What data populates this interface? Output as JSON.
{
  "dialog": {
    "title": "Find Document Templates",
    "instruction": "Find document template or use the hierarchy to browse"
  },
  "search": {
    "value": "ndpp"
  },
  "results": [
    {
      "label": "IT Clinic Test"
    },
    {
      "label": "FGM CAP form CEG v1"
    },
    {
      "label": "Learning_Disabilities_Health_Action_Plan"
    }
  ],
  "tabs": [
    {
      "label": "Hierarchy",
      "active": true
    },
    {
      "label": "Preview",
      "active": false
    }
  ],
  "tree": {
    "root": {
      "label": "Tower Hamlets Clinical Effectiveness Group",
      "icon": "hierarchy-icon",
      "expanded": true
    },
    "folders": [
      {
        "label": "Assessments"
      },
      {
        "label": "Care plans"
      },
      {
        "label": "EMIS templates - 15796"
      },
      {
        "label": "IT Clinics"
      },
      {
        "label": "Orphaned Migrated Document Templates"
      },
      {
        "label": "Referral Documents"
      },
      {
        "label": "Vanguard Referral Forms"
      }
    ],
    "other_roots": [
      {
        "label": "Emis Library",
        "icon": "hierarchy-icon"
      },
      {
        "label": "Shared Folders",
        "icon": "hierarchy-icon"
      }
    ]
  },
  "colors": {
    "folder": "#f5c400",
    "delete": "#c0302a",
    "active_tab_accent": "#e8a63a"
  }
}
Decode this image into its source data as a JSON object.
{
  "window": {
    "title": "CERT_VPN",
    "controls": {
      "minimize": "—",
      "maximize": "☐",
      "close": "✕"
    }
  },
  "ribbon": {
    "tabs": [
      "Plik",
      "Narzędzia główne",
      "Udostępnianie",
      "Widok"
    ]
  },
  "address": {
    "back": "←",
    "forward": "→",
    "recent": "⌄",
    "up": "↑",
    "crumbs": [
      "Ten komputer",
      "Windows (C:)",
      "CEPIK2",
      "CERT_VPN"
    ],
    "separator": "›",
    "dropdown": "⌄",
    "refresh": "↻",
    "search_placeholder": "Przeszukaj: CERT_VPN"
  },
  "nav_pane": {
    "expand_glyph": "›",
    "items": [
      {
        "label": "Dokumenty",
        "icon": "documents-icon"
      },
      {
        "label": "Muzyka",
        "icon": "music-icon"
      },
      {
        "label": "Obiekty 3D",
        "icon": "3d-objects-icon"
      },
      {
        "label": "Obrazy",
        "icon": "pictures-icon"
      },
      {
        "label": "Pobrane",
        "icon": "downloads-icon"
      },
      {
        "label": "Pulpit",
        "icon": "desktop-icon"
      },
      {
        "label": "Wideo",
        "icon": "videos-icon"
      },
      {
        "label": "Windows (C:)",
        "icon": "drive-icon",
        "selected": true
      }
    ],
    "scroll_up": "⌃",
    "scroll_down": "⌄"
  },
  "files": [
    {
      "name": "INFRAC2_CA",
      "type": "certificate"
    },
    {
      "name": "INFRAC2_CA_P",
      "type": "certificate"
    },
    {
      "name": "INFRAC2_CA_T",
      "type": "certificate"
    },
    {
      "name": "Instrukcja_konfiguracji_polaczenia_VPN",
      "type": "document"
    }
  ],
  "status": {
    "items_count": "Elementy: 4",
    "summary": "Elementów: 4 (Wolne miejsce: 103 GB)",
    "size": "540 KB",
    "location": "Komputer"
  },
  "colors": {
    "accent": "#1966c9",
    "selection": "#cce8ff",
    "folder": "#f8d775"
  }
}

————

--- EXERCISE PROMPT ---
Using the listing above, gather each line that holds the string "data" and copy it.

--- ANSWER ---
What data populates this interface? Output as JSON.
Decode this image into its source data as a JSON object.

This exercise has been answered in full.